= Exercise goal =
According to the text about Cambridgeshire County Council, in what year did Peterborough City Council become a unitary authority?

___ Excerpt to read ___

Elected body governing Cambridgeshire, England

Cambridgeshire County Council is the county council for non-metropolitan county of Cambridgeshire, England. The non-metropolitan county is smaller than the ceremonial county, which additionally includes the City of Peterborough. The county council consists of 61 councillors, representing 59 electoral divisions. The council is based at New Shire Hall in Alconbury Weald, near Huntingdon. It is part of the East of England Local Government Association and a constituent member of the Cambridgeshire and Peterborough Combined Authority.

Since May 2025, it has been run by a majority administration of Liberal Democrats.

==History==
Cambridgeshire County Council was first formed in 1889 as a result of the Local Government Act 1888 as one of two county councils covering Cambridgeshire; the other was the Isle of Ely County Council. In 1965, the two councils were merged to form Cambridgeshire and Isle of Ely County Council.

This arrangement lasted until 1974, when, following the Local Government Act 1972, Cambridgeshire and the Isle of Ely were merged with Huntingdon and Peterborough to form a new non-metropolitan county of Cambridgeshire under the control of a newly constituted Cambridgeshire County Council. The first elections to the new authority were in April 1973, and the council took office on 1 April 1974.

From its re-creation in 1974 until 1998, the county council administered the entire county of Cambridgeshire. In 1998, Peterborough City Council became a unitary authority, thus outside the area of the county council. For ceremonial, geographic, and certain administrative purposes, however, Peterborough continues to be associated with and work in collaboration with Cambridgeshire County Council. Since 2017, the council has been a constituent member of the Cambridgeshire and Peterborough Combined Authority, led by the directly-elected Mayor of Cambridgeshire and Peterborough.

The council is responsible for public services such as education, transport, highways, heritage, social care, libraries, trading standards, and waste management.

___ Information shown ___

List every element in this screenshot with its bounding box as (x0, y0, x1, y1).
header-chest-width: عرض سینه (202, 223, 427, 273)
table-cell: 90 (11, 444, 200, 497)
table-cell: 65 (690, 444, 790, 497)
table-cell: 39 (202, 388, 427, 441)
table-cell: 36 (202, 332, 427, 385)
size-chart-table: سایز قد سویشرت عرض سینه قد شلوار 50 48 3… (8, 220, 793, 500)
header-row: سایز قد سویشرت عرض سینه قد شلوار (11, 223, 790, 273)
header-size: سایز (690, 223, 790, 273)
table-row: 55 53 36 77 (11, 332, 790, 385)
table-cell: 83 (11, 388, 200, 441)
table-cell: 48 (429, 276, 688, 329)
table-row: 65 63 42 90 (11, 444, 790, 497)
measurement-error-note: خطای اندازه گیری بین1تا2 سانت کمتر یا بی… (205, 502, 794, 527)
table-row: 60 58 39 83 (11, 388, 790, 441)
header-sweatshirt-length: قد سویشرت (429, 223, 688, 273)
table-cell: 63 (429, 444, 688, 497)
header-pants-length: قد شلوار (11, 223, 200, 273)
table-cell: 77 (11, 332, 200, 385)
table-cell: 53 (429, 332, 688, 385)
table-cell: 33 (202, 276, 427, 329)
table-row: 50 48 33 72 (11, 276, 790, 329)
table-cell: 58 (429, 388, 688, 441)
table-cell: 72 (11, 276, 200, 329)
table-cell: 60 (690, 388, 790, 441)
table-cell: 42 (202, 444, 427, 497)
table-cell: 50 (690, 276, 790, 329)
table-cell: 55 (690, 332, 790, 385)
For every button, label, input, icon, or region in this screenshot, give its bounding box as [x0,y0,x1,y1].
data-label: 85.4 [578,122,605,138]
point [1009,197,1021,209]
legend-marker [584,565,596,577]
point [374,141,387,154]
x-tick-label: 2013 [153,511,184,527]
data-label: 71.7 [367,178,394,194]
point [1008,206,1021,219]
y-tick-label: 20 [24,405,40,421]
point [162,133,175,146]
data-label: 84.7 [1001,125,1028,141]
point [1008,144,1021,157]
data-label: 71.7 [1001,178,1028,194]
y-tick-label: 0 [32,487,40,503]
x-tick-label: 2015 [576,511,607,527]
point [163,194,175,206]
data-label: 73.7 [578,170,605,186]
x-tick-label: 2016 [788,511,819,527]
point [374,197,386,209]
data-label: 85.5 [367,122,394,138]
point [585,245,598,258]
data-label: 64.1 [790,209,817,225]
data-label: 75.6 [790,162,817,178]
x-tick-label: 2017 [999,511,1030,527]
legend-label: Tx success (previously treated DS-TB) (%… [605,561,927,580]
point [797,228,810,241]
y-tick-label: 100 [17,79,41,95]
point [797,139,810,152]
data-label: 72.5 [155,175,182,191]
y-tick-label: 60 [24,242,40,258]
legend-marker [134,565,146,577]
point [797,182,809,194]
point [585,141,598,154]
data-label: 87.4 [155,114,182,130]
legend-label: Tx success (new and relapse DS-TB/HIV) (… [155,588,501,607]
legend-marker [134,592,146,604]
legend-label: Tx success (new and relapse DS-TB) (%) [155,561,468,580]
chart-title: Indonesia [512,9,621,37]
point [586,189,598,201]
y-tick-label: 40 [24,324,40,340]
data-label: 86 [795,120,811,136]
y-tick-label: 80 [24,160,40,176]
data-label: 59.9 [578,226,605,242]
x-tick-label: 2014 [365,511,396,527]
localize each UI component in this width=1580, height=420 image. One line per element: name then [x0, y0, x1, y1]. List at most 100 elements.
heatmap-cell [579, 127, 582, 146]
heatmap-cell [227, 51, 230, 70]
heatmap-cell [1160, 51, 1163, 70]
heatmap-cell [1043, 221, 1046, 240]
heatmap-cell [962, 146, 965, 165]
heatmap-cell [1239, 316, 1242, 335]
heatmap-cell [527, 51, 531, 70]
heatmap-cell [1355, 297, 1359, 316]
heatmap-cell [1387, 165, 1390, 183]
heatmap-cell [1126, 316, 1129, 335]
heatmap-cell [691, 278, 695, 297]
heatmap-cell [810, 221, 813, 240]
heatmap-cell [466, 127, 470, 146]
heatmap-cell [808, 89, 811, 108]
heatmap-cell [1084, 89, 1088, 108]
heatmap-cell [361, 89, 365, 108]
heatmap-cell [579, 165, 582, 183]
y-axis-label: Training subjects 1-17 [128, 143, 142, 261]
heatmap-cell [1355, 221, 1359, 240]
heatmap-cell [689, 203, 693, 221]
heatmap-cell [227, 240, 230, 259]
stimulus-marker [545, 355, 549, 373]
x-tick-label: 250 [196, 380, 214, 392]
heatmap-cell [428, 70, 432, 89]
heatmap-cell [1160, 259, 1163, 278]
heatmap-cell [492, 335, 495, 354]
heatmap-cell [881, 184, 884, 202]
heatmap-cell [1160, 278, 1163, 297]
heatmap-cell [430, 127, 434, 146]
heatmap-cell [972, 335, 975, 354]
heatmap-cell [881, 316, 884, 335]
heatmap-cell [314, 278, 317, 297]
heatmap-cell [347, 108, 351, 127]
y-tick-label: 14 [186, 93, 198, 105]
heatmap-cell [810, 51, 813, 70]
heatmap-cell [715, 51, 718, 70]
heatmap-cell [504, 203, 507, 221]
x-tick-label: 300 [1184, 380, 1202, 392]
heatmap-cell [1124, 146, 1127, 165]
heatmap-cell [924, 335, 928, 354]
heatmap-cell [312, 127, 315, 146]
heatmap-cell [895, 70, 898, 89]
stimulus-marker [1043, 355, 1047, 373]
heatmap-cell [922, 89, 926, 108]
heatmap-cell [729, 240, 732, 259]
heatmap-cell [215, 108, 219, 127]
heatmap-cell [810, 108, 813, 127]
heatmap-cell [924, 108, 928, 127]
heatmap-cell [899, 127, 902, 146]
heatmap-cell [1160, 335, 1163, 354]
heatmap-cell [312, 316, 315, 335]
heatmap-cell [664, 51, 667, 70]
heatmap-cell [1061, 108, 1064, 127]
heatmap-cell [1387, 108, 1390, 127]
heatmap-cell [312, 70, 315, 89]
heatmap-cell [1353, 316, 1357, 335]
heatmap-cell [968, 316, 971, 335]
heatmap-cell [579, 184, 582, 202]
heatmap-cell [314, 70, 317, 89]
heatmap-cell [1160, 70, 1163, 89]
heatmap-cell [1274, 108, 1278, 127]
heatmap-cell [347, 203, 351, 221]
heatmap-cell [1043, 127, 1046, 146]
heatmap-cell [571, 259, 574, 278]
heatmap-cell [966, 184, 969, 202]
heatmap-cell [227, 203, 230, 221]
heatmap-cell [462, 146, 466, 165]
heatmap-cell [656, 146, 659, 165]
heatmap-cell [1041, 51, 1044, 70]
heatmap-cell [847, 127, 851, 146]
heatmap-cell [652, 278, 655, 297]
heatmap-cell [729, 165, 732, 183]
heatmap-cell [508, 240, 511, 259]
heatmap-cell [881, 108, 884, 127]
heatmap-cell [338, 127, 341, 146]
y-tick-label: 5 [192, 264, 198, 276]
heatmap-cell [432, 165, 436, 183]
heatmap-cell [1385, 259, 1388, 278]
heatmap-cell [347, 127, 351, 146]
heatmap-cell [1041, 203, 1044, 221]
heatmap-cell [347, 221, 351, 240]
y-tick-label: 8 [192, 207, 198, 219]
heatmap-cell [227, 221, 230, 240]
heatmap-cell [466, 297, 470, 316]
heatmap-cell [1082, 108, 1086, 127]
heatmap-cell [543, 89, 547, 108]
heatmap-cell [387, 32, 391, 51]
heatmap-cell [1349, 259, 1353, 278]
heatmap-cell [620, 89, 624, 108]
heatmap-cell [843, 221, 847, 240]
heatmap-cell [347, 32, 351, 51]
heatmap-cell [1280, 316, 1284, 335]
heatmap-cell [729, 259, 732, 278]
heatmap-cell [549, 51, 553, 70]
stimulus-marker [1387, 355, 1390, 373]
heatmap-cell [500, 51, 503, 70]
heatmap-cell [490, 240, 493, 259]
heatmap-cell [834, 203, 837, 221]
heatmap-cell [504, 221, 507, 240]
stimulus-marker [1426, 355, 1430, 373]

___

= Your solution =
1998